Data excerpts
======

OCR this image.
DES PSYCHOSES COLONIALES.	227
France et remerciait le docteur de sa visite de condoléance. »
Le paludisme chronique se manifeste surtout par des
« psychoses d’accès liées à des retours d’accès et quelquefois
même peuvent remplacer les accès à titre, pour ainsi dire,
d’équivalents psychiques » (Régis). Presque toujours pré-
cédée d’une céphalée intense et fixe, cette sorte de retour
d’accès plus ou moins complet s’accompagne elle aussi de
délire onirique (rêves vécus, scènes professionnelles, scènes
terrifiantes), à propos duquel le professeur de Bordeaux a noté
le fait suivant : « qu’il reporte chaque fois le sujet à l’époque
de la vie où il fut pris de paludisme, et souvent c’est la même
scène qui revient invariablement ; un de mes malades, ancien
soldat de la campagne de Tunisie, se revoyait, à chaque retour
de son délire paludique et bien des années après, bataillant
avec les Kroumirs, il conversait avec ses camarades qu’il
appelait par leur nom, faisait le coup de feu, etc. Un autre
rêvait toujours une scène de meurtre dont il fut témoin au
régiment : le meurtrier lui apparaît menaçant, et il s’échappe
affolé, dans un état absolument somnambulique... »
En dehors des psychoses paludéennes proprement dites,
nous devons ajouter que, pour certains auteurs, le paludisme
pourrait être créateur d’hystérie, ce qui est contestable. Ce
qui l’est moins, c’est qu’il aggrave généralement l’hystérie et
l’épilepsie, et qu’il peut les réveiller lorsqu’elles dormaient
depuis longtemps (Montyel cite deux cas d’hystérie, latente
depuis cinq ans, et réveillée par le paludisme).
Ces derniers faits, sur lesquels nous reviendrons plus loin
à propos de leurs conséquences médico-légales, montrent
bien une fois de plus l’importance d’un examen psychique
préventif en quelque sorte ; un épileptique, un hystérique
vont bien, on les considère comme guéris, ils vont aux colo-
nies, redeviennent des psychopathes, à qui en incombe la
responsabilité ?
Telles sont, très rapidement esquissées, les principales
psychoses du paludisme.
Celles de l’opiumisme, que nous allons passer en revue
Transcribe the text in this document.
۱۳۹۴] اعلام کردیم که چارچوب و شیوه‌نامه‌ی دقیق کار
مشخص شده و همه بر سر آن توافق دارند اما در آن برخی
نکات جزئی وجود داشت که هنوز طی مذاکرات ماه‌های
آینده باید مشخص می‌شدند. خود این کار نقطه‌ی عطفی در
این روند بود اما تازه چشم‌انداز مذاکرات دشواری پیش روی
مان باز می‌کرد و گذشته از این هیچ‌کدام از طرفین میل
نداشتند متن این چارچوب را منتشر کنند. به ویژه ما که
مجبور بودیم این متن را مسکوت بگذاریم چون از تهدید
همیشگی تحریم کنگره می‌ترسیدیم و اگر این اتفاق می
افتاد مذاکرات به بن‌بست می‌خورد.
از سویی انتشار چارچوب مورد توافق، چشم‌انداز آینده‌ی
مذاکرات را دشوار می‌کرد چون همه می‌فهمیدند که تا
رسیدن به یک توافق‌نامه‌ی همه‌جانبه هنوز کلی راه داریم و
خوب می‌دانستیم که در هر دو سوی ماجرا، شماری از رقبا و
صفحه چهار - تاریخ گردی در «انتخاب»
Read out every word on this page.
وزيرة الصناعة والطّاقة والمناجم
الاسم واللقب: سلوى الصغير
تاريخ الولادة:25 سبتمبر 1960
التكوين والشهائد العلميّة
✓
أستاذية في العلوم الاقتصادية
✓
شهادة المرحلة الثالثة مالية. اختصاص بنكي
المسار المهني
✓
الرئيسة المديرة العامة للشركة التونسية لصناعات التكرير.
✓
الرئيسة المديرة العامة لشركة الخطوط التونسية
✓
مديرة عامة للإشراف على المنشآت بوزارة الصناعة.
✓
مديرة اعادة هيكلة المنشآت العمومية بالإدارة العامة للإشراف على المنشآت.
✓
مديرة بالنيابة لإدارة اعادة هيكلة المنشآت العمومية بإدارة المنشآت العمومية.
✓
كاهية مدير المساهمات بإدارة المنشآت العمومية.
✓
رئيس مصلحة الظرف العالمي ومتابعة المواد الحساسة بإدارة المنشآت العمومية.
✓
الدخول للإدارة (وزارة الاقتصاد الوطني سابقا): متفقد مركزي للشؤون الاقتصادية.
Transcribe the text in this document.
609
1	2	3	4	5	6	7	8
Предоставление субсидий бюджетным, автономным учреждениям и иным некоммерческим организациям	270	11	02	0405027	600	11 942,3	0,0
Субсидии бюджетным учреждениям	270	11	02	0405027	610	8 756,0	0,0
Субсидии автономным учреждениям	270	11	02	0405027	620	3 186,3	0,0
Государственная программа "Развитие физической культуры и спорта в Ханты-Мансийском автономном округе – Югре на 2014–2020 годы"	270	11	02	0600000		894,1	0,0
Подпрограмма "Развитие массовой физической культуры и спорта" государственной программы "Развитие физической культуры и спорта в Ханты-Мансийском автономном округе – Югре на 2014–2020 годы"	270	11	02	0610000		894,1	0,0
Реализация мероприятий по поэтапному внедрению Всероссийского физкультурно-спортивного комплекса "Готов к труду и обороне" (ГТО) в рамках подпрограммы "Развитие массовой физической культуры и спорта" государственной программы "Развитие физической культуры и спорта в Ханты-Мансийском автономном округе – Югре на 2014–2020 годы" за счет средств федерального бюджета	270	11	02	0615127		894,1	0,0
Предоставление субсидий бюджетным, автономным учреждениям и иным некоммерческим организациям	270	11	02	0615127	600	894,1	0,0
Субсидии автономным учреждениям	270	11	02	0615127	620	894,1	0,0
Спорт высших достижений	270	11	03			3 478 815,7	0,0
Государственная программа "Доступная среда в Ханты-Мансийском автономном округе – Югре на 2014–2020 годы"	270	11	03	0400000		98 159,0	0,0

======

Return every line above in which the string "this" occurs.

== Answer to the exercise ==
OCR this image.
Transcribe the text in this document.
Read out every word on this page.
Transcribe the text in this document.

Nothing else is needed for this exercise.